■ **What you will do**: Pick out each line containing the string "FUNCTION" and copy it.

■ **Data extract**:
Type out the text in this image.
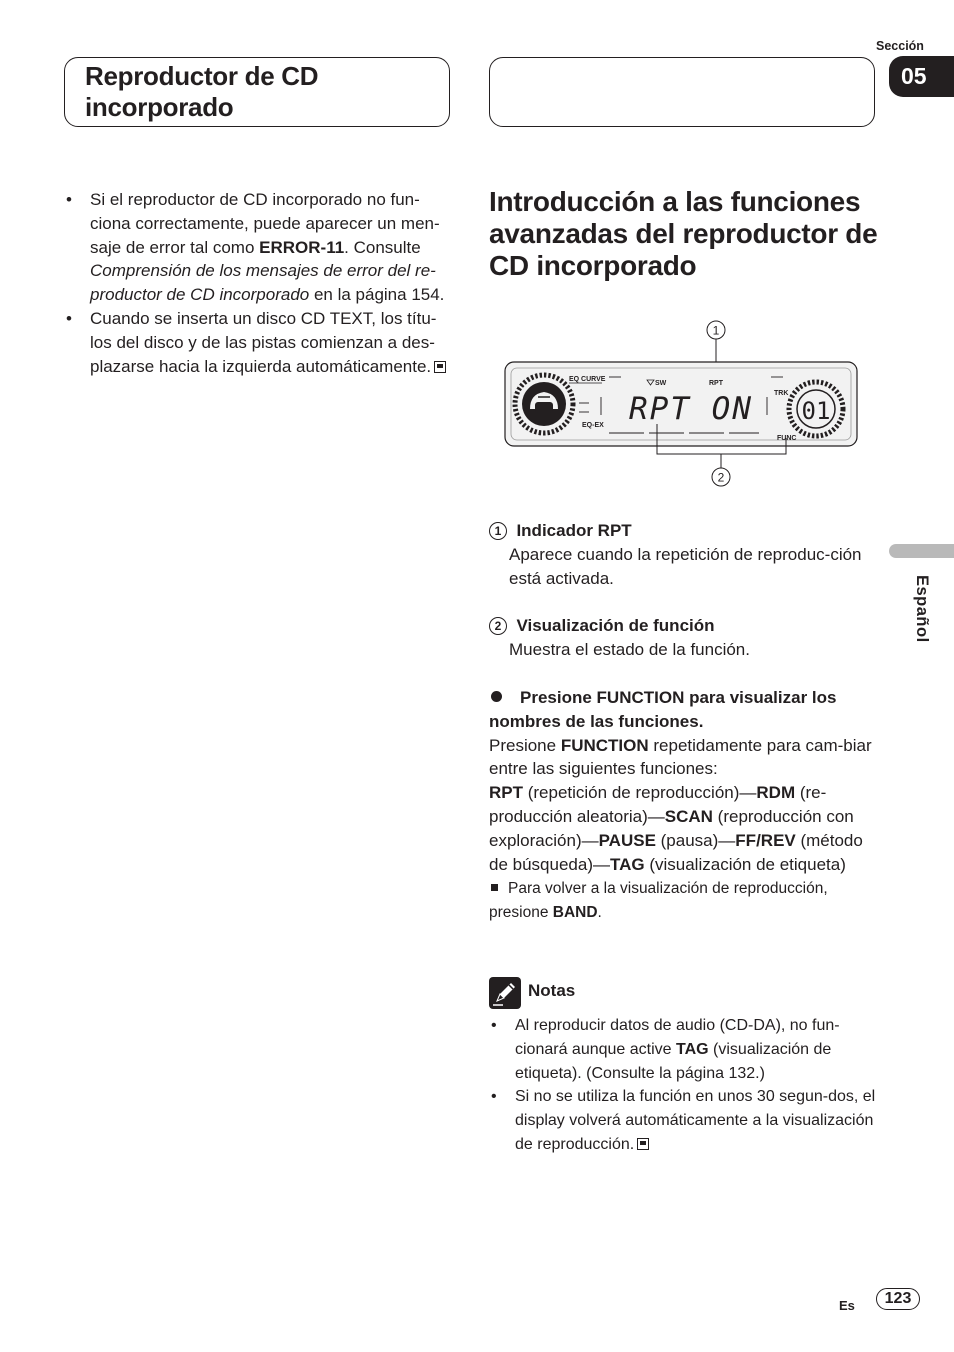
Reproductor de CD incorporado
Sección
05
Español
• Si el reproductor de CD incorporado no fun-ciona correctamente, puede aparecer un men-saje de error tal como ERROR-11. Consulte Comprensión de los mensajes de error del re-productor de CD incorporado en la página 154.
• Cuando se inserta un disco CD TEXT, los títu-los del disco y de las pistas comienzan a des-plazarse hacia la izquierda automáticamente.
Introducción a las funciones avanzadas del reproductor de CD incorporado
1
EQ CURVE
EQ-EX
SW	RPT
TRK
FUNC
RPT ON 01
2
1 Indicador RPT
Aparece cuando la repetición de reproduc-ción está activada.
2 Visualización de función
Muestra el estado de la función.
Presione FUNCTION para visualizar los nombres de las funciones.
Presione FUNCTION repetidamente para cam-biar entre las siguientes funciones:
RPT (repetición de reproducción)—RDM (re-producción aleatoria)—SCAN (reproducción con exploración)—PAUSE (pausa)—FF/REV (método de búsqueda)—TAG (visualización de etiqueta)
Para volver a la visualización de reproducción, presione BAND.
Notas
• Al reproducir datos de audio (CD-DA), no fun-cionará aunque active TAG (visualización de etiqueta). (Consulte la página 132.)
• Si no se utiliza la función en unos 30 segun-dos, el display volverá automáticamente a la visualización de reproducción.
Es	123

■ **The completed task**:
Presione FUNCTION para visualizar los nombres de las funciones.
Presione FUNCTION repetidamente para cam-biar entre las siguientes funciones:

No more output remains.